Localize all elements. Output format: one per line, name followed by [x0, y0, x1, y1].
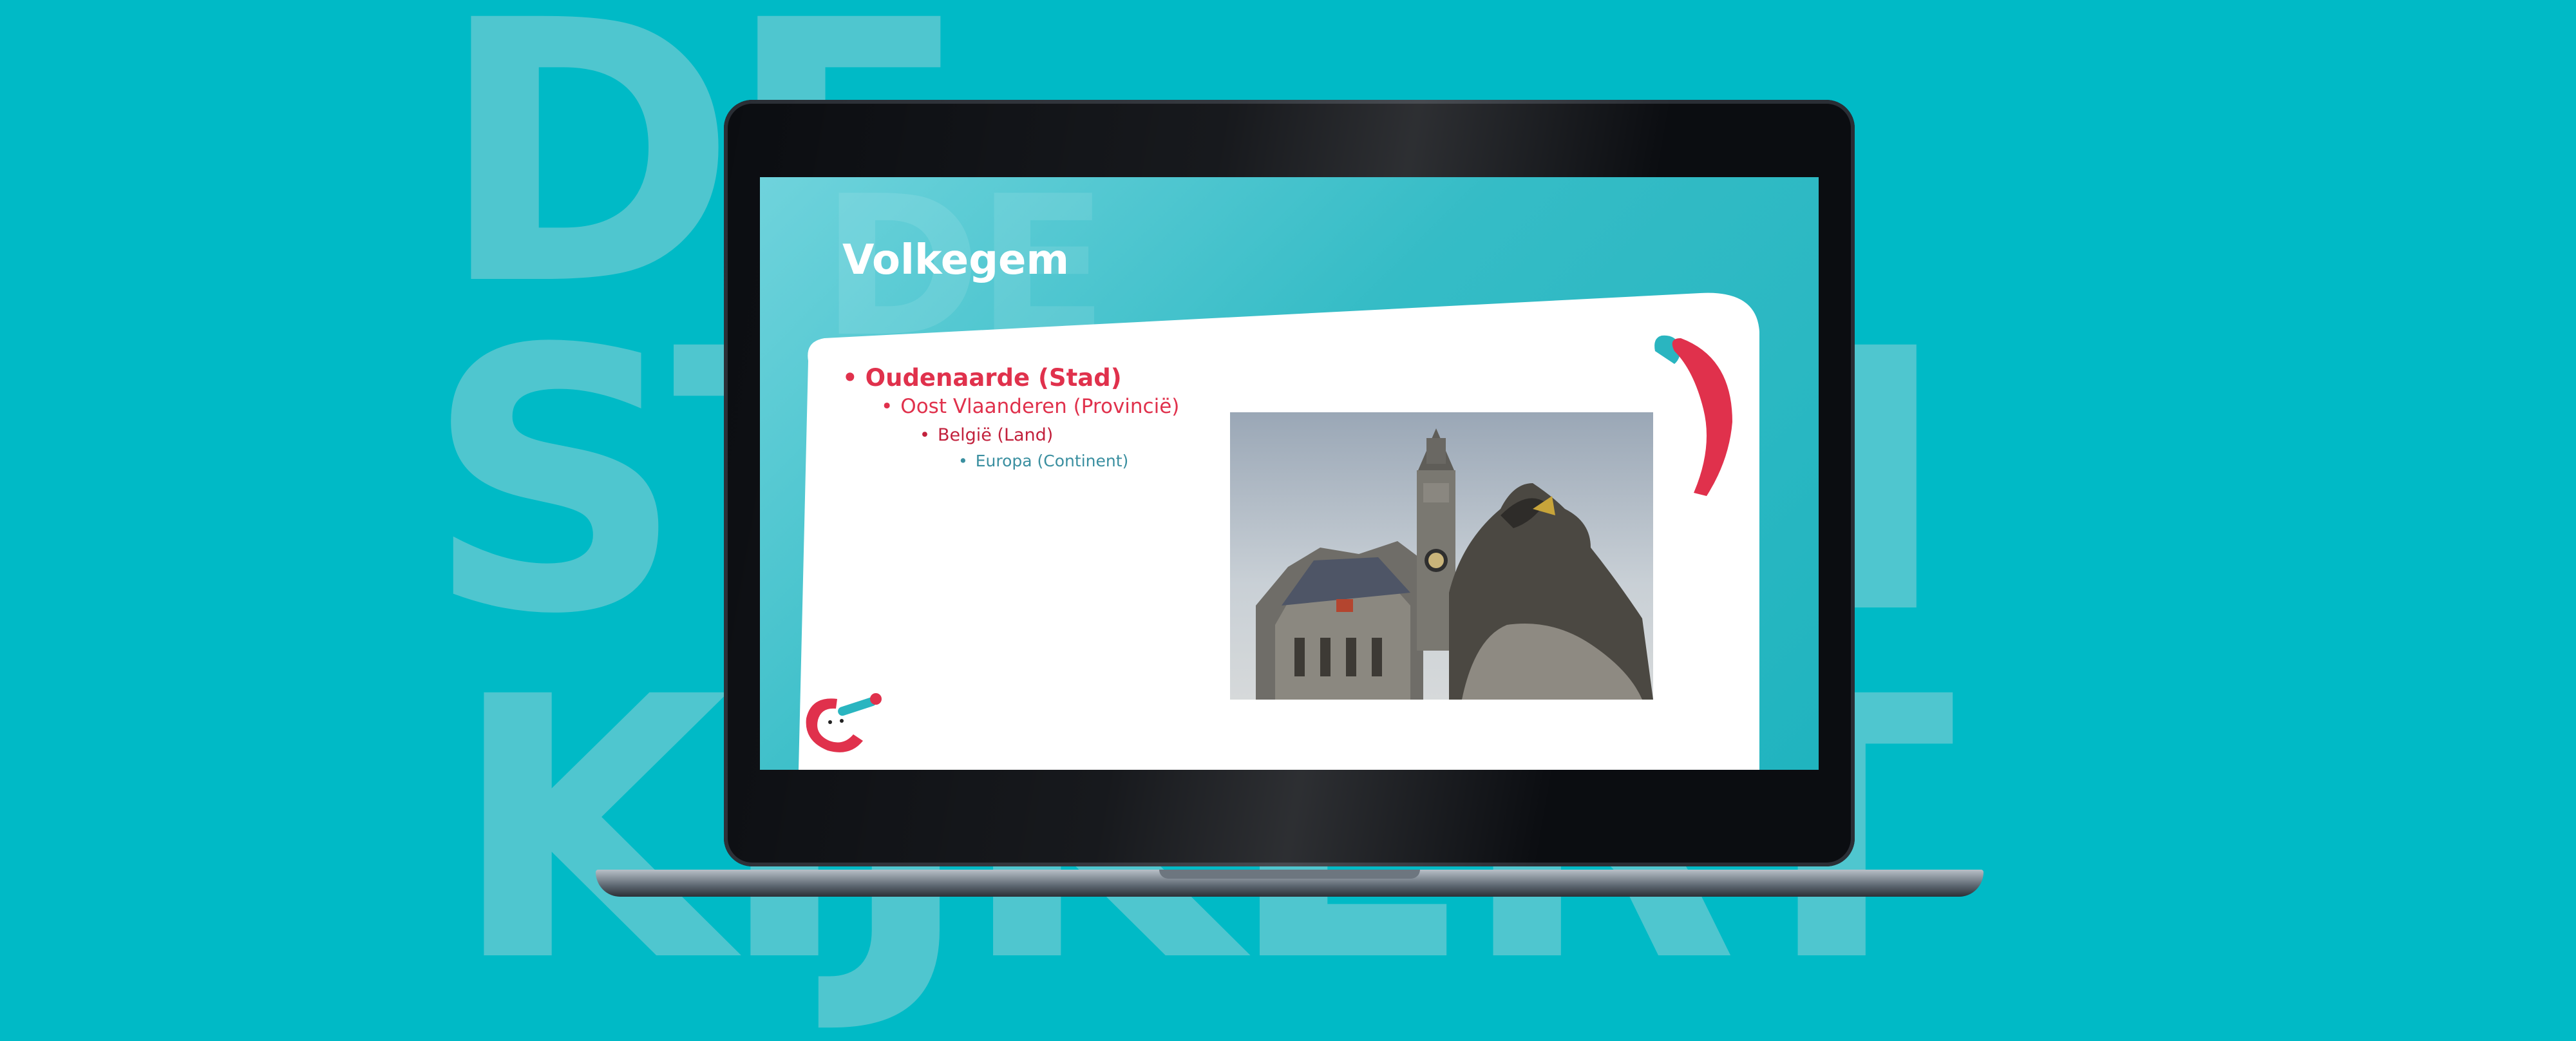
- bullet-item-level-4: • Europa (Continent): [958, 452, 1128, 470]
- bullet-dot: •: [842, 364, 858, 392]
- bullet-item-level-3: • België (Land): [920, 425, 1053, 445]
- bullet-text: België (Land): [937, 425, 1054, 445]
- bullet-text: Oost Vlaanderen (Provincië): [900, 395, 1180, 418]
- bullet-text: Oudenaarde (Stad): [865, 364, 1122, 392]
- bullet-dot: •: [881, 395, 893, 418]
- kijkert-logo-icon: [806, 693, 882, 752]
- bullet-dot: •: [958, 452, 968, 470]
- bullet-item-level-1: • Oudenaarde (Stad): [842, 364, 1122, 392]
- laptop-screen: DE Volkegem • Oudenaarde (Stad) • Oost Vla…: [760, 177, 1819, 770]
- town-hall-photo: [1230, 412, 1653, 700]
- slide-title: Volkegem: [842, 236, 1070, 284]
- laptop-base-notch: [1159, 870, 1420, 879]
- bullet-dot: •: [920, 425, 930, 445]
- bullet-item-level-2: • Oost Vlaanderen (Provincië): [881, 395, 1179, 418]
- red-swoosh-icon: [1654, 335, 1732, 496]
- bullet-text: Europa (Continent): [975, 452, 1129, 470]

▶ _Aufgabe_: Gib alle Zeilen der Einträge oben als Markdown-Tabelle mit den Spalten „Nummer“ und „Zeile“ aus und lass dabei Leerzeilen weg. Die Bilder gehören nicht in die Antwort.

▶ _Antwort_:
| Nummer | Zeile |
|---|---|
| 1 | Localize all elements. Output format: one per line, name followed by [x0, y0, x1, y1]. |
| 2 | - bullet-item-level-4: • Europa (Continent): [958, 452, 1128, 470] |
| 3 | - bullet-dot: •: [842, 364, 858, 392] |
| 4 | - bullet-item-level-3: • België (Land): [920, 425, 1053, 445] |
| 5 | - bullet-text: België (Land): [937, 425, 1054, 445] |
| 6 | - bullet-text: Oost Vlaanderen (Provincië): [900, 395, 1180, 418] |
| 7 | - bullet-text: Oudenaarde (Stad): [865, 364, 1122, 392] |
| 8 | - bullet-dot: •: [881, 395, 893, 418] |
| 9 | - kijkert-logo-icon: [806, 693, 882, 752] |
| 10 | - bullet-dot: •: [958, 452, 968, 470] |
| 11 | - bullet-item-level-1: • Oudenaarde (Stad): [842, 364, 1122, 392] |
| 12 | - laptop-screen: DE Volkegem • Oudenaarde (Stad) • Oost Vla…: [760, 177, 1819, 770] |
| 13 | - town-hall-photo: [1230, 412, 1653, 700] |
| 14 | - slide-title: Volkegem: [842, 236, 1070, 284] |
| 15 | - laptop-base-notch: [1159, 870, 1420, 879] |
| 16 | - bullet-dot: •: [920, 425, 930, 445] |
| 17 | - bullet-item-level-2: • Oost Vlaanderen (Provincië): [881, 395, 1179, 418] |
| 18 | - red-swoosh-icon: [1654, 335, 1732, 496] |
| 19 | - bullet-text: Europa (Continent): [975, 452, 1129, 470] |